What is expected
Hunt for the word "Filter" across the entries below, copying each line that holds it.

── Information given

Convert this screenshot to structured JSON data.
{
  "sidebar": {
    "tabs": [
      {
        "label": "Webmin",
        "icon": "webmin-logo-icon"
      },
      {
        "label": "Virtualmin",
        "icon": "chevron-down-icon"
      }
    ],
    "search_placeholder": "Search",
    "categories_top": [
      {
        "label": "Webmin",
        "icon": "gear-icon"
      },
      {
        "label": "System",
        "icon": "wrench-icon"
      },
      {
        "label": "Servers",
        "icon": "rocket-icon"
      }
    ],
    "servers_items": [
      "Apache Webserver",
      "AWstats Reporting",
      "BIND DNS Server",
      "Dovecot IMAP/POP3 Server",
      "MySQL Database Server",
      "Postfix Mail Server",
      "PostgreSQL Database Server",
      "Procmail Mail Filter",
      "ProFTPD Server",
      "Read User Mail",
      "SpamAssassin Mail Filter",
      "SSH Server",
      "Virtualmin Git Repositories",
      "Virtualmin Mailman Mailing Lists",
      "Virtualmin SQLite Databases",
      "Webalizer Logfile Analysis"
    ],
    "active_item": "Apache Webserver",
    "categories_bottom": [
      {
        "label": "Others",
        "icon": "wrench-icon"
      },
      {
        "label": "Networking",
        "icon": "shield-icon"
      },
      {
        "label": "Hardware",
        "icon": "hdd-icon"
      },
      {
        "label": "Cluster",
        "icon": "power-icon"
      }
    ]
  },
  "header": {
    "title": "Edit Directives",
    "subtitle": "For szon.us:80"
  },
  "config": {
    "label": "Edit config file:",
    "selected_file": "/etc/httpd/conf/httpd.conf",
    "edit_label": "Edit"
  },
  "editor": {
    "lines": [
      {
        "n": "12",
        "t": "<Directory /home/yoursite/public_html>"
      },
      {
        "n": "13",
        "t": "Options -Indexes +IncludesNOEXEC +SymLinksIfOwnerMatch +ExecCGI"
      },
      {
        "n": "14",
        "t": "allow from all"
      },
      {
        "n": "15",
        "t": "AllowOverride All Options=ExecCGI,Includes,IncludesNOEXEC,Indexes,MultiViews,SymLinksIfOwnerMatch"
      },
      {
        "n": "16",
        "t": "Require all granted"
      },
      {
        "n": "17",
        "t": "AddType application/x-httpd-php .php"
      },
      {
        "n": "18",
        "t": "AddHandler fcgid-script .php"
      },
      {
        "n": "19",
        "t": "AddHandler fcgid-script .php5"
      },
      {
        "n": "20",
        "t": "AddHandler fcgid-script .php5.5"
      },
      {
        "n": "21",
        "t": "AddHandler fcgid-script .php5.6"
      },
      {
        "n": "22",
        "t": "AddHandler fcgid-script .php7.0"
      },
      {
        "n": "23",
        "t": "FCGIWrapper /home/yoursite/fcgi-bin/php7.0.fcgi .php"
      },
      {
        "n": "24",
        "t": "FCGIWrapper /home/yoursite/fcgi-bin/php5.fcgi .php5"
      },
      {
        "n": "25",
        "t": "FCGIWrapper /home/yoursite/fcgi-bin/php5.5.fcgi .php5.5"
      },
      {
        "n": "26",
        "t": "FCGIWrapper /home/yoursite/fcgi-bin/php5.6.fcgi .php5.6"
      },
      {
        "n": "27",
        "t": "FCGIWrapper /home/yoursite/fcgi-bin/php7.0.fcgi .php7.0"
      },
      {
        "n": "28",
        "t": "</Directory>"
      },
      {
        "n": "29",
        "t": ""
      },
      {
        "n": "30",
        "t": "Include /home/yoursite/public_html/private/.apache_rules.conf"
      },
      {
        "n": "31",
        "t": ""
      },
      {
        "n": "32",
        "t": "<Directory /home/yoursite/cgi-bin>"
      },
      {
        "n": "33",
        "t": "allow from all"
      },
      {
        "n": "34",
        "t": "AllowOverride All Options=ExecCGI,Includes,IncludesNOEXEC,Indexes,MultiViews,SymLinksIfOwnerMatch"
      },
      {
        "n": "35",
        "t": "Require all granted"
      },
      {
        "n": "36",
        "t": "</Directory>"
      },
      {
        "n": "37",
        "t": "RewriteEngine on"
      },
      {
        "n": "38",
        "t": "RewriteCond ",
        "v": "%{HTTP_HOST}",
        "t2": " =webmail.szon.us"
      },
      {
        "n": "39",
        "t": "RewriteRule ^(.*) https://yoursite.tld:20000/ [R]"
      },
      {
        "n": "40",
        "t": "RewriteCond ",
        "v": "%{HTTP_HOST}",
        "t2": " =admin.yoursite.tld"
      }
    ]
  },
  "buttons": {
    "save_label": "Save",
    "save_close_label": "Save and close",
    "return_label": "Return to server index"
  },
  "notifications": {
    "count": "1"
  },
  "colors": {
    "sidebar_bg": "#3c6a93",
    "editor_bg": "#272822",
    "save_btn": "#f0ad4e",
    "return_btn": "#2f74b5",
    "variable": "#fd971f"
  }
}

────

Answer to this problem
      "Procmail Mail Filter",
      "SpamAssassin Mail Filter",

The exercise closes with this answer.